## BEGIN The input
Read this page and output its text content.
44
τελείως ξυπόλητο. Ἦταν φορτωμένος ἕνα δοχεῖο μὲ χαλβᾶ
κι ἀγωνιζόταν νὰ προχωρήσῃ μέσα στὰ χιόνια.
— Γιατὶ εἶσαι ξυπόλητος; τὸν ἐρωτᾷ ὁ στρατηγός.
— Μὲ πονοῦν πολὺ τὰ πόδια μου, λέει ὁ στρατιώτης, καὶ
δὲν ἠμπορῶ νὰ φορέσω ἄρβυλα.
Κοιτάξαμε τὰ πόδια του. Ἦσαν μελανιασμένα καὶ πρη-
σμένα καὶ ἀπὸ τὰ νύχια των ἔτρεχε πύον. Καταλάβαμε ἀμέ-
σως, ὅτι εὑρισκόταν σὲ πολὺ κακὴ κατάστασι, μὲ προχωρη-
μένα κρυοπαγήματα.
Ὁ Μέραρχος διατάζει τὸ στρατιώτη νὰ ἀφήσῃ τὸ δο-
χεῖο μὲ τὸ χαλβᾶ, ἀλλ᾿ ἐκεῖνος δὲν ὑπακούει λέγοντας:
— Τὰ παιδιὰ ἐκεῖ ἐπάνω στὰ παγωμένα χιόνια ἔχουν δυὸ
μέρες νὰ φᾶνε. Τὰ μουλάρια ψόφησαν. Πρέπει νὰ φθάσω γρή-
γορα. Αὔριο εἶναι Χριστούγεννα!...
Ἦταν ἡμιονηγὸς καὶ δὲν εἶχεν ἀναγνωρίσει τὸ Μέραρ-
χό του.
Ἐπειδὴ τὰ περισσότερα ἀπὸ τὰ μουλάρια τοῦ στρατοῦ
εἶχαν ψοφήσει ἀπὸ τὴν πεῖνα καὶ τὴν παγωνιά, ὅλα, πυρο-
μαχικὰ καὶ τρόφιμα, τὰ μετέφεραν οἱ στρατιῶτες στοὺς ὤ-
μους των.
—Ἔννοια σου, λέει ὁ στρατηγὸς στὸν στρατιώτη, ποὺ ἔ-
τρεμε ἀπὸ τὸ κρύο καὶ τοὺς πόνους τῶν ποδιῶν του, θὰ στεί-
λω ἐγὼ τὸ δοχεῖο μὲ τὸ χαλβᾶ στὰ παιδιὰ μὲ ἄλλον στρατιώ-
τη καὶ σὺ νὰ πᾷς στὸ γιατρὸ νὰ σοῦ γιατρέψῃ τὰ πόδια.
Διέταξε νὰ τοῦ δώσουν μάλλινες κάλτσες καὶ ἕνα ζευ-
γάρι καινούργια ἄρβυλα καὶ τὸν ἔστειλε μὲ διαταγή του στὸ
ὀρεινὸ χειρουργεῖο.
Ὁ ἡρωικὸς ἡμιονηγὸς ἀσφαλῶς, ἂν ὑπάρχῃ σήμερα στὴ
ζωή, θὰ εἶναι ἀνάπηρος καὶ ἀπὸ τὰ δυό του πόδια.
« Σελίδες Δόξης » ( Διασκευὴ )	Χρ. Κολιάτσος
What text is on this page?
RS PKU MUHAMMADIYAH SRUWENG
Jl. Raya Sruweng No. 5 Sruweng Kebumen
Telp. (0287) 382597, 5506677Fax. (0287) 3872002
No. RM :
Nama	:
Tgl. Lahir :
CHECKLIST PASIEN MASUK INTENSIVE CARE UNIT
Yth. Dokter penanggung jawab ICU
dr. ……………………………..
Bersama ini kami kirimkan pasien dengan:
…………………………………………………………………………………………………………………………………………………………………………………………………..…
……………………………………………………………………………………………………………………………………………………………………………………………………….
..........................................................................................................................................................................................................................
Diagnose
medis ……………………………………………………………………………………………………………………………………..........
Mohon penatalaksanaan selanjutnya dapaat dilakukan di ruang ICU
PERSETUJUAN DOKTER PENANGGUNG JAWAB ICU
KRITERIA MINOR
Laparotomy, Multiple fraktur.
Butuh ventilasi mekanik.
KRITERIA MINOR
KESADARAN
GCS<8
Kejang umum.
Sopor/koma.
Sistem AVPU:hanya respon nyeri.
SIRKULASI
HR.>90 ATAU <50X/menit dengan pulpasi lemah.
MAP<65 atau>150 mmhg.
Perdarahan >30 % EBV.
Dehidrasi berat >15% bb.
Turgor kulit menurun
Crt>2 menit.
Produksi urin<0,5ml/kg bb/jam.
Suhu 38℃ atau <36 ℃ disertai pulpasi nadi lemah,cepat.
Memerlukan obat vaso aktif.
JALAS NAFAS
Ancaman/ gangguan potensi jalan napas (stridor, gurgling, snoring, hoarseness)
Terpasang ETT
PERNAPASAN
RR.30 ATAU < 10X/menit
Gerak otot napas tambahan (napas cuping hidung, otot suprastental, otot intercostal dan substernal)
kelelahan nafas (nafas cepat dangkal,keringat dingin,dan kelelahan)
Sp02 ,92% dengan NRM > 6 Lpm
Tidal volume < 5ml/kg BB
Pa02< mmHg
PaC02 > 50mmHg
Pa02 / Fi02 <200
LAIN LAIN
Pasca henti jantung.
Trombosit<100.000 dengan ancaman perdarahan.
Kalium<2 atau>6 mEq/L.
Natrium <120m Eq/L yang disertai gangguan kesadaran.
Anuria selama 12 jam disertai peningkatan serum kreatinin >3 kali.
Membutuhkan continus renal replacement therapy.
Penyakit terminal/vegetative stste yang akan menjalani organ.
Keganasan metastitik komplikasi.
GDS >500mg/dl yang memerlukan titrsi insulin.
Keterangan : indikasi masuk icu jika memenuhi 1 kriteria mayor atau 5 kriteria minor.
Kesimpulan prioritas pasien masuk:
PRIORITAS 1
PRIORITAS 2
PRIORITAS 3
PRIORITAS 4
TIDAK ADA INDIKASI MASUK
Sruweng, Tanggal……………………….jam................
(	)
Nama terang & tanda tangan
## END The input
From the records above, extract each line exactly as shown.

-- Solution to the problem --
Read this page and output its text content.
44
τελείως ξυπόλητο. Ἦταν φορτωμένος ἕνα δοχεῖο μὲ χαλβᾶ
κι ἀγωνιζόταν νὰ προχωρήσῃ μέσα στὰ χιόνια.
— Γιατὶ εἶσαι ξυπόλητος; τὸν ἐρωτᾷ ὁ στρατηγός.
— Μὲ πονοῦν πολὺ τὰ πόδια μου, λέει ὁ στρατιώτης, καὶ
δὲν ἠμπορῶ νὰ φορέσω ἄρβυλα.
Κοιτάξαμε τὰ πόδια του. Ἦσαν μελανιασμένα καὶ πρη-
σμένα καὶ ἀπὸ τὰ νύχια των ἔτρεχε πύον. Καταλάβαμε ἀμέ-
σως, ὅτι εὑρισκόταν σὲ πολὺ κακὴ κατάστασι, μὲ προχωρη-
μένα κρυοπαγήματα.
Ὁ Μέραρχος διατάζει τὸ στρατιώτη νὰ ἀφήσῃ τὸ δο-
χεῖο μὲ τὸ χαλβᾶ, ἀλλ᾿ ἐκεῖνος δὲν ὑπακούει λέγοντας:
— Τὰ παιδιὰ ἐκεῖ ἐπάνω στὰ παγωμένα χιόνια ἔχουν δυὸ
μέρες νὰ φᾶνε. Τὰ μουλάρια ψόφησαν. Πρέπει νὰ φθάσω γρή-
γορα. Αὔριο εἶναι Χριστούγεννα!...
Ἦταν ἡμιονηγὸς καὶ δὲν εἶχεν ἀναγνωρίσει τὸ Μέραρ-
χό του.
Ἐπειδὴ τὰ περισσότερα ἀπὸ τὰ μουλάρια τοῦ στρατοῦ
εἶχαν ψοφήσει ἀπὸ τὴν πεῖνα καὶ τὴν παγωνιά, ὅλα, πυρο-
μαχικὰ καὶ τρόφιμα, τὰ μετέφεραν οἱ στρατιῶτες στοὺς ὤ-
μους των.
—Ἔννοια σου, λέει ὁ στρατηγὸς στὸν στρατιώτη, ποὺ ἔ-
τρεμε ἀπὸ τὸ κρύο καὶ τοὺς πόνους τῶν ποδιῶν του, θὰ στεί-
λω ἐγὼ τὸ δοχεῖο μὲ τὸ χαλβᾶ στὰ παιδιὰ μὲ ἄλλον στρατιώ-
τη καὶ σὺ νὰ πᾷς στὸ γιατρὸ νὰ σοῦ γιατρέψῃ τὰ πόδια.
Διέταξε νὰ τοῦ δώσουν μάλλινες κάλτσες καὶ ἕνα ζευ-
γάρι καινούργια ἄρβυλα καὶ τὸν ἔστειλε μὲ διαταγή του στὸ
ὀρεινὸ χειρουργεῖο.
Ὁ ἡρωικὸς ἡμιονηγὸς ἀσφαλῶς, ἂν ὑπάρχῃ σήμερα στὴ
ζωή, θὰ εἶναι ἀνάπηρος καὶ ἀπὸ τὰ δυό του πόδια.
« Σελίδες Δόξης » ( Διασκευὴ )	Χρ. Κολιάτσος
What text is on this page?
RS PKU MUHAMMADIYAH SRUWENG
Jl. Raya Sruweng No. 5 Sruweng Kebumen
Telp. (0287) 382597, 5506677Fax. (0287) 3872002
No. RM :
Nama	:
Tgl. Lahir :
CHECKLIST PASIEN MASUK INTENSIVE CARE UNIT
Yth. Dokter penanggung jawab ICU
dr. ……………………………..
Bersama ini kami kirimkan pasien dengan:
…………………………………………………………………………………………………………………………………………………………………………………………………..…
……………………………………………………………………………………………………………………………………………………………………………………………………….
..........................................................................................................................................................................................................................
Diagnose
medis ……………………………………………………………………………………………………………………………………..........
Mohon penatalaksanaan selanjutnya dapaat dilakukan di ruang ICU
PERSETUJUAN DOKTER PENANGGUNG JAWAB ICU
KRITERIA MINOR
Laparotomy, Multiple fraktur.
Butuh ventilasi mekanik.
KRITERIA MINOR
KESADARAN
GCS<8
Kejang umum.
Sopor/koma.
Sistem AVPU:hanya respon nyeri.
SIRKULASI
HR.>90 ATAU <50X/menit dengan pulpasi lemah.
MAP<65 atau>150 mmhg.
Perdarahan >30 % EBV.
Dehidrasi berat >15% bb.
Turgor kulit menurun
Crt>2 menit.
Produksi urin<0,5ml/kg bb/jam.
Suhu 38℃ atau <36 ℃ disertai pulpasi nadi lemah,cepat.
Memerlukan obat vaso aktif.
JALAS NAFAS
Ancaman/ gangguan potensi jalan napas (stridor, gurgling, snoring, hoarseness)
Terpasang ETT
PERNAPASAN
RR.30 ATAU < 10X/menit
Gerak otot napas tambahan (napas cuping hidung, otot suprastental, otot intercostal dan substernal)
kelelahan nafas (nafas cepat dangkal,keringat dingin,dan kelelahan)
Sp02 ,92% dengan NRM > 6 Lpm
Tidal volume < 5ml/kg BB
Pa02< mmHg
PaC02 > 50mmHg
Pa02 / Fi02 <200
LAIN LAIN
Pasca henti jantung.
Trombosit<100.000 dengan ancaman perdarahan.
Kalium<2 atau>6 mEq/L.
Natrium <120m Eq/L yang disertai gangguan kesadaran.
Anuria selama 12 jam disertai peningkatan serum kreatinin >3 kali.
Membutuhkan continus renal replacement therapy.
Penyakit terminal/vegetative stste yang akan menjalani organ.
Keganasan metastitik komplikasi.
GDS >500mg/dl yang memerlukan titrsi insulin.
Keterangan : indikasi masuk icu jika memenuhi 1 kriteria mayor atau 5 kriteria minor.
Kesimpulan prioritas pasien masuk:
PRIORITAS 1
PRIORITAS 2
PRIORITAS 3
PRIORITAS 4
TIDAK ADA INDIKASI MASUK
Sruweng, Tanggal……………………….jam................
(	)
Nama terang & tanda tangan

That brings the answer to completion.